[Data extracted from a collection]
— begin —

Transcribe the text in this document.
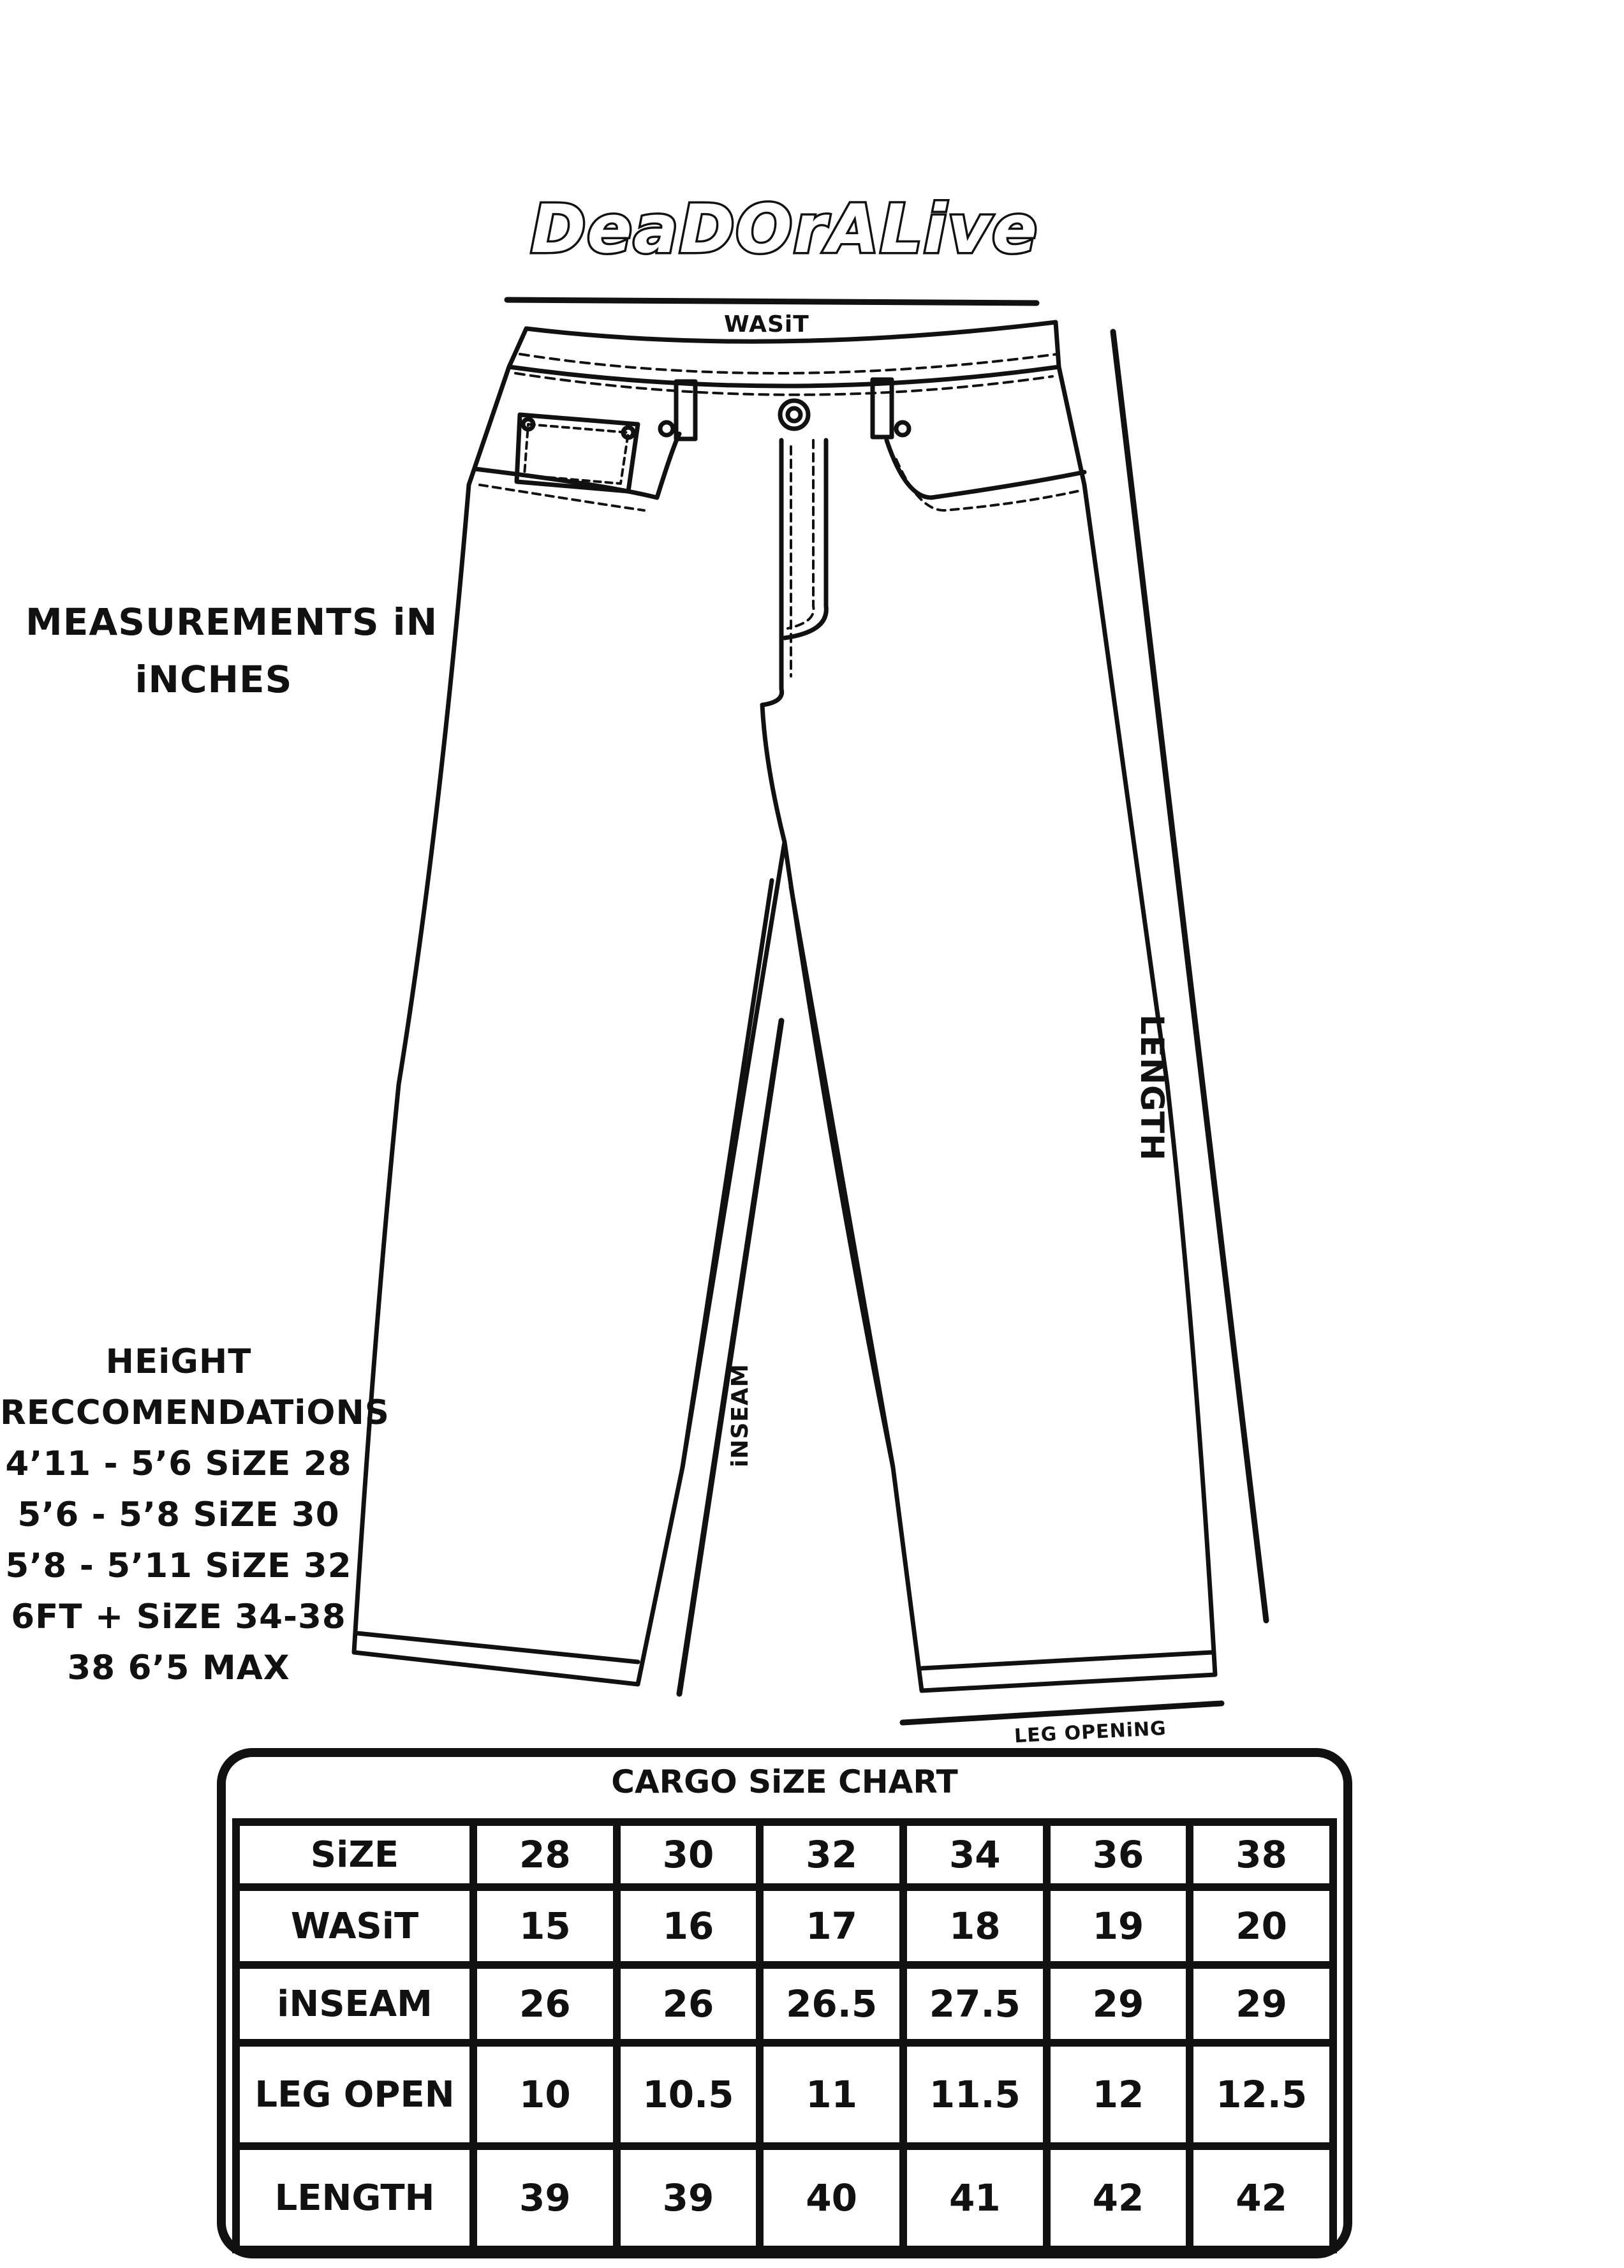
DeaDOrALive
WASiT
LENGTH
iNSEAM
LEG OPENiNG
MEASUREMENTS iN
iNCHES
HEiGHT
RECCOMENDATiONS
4’11 - 5’6 SiZE 28
5’6 - 5’8 SiZE 30
5’8 - 5’11 SiZE 32
6FT + SiZE 34-38
38 6’5 MAX
CARGO SiZE CHART
SiZE	28	30	32	34	36	38
WASiT	15	16	17	18	19	20
iNSEAM	26	26	26.5	27.5	29	29
LEG OPEN	10	10.5	11	11.5	12	12.5
LENGTH	39	39	40	41	42	42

— end —

▶ Goal
Print the complete listing exactly, apart from any pictures.

▶ Finished answer
Transcribe the text in this document.
DeaDOrALive
WASiT
LENGTH
iNSEAM
LEG OPENiNG
MEASUREMENTS iN
iNCHES
HEiGHT
RECCOMENDATiONS
4’11 - 5’6 SiZE 28
5’6 - 5’8 SiZE 30
5’8 - 5’11 SiZE 32
6FT + SiZE 34-38
38 6’5 MAX
CARGO SiZE CHART
SiZE	28	30	32	34	36	38
WASiT	15	16	17	18	19	20
iNSEAM	26	26	26.5	27.5	29	29
LEG OPEN	10	10.5	11	11.5	12	12.5
LENGTH	39	39	40	41	42	42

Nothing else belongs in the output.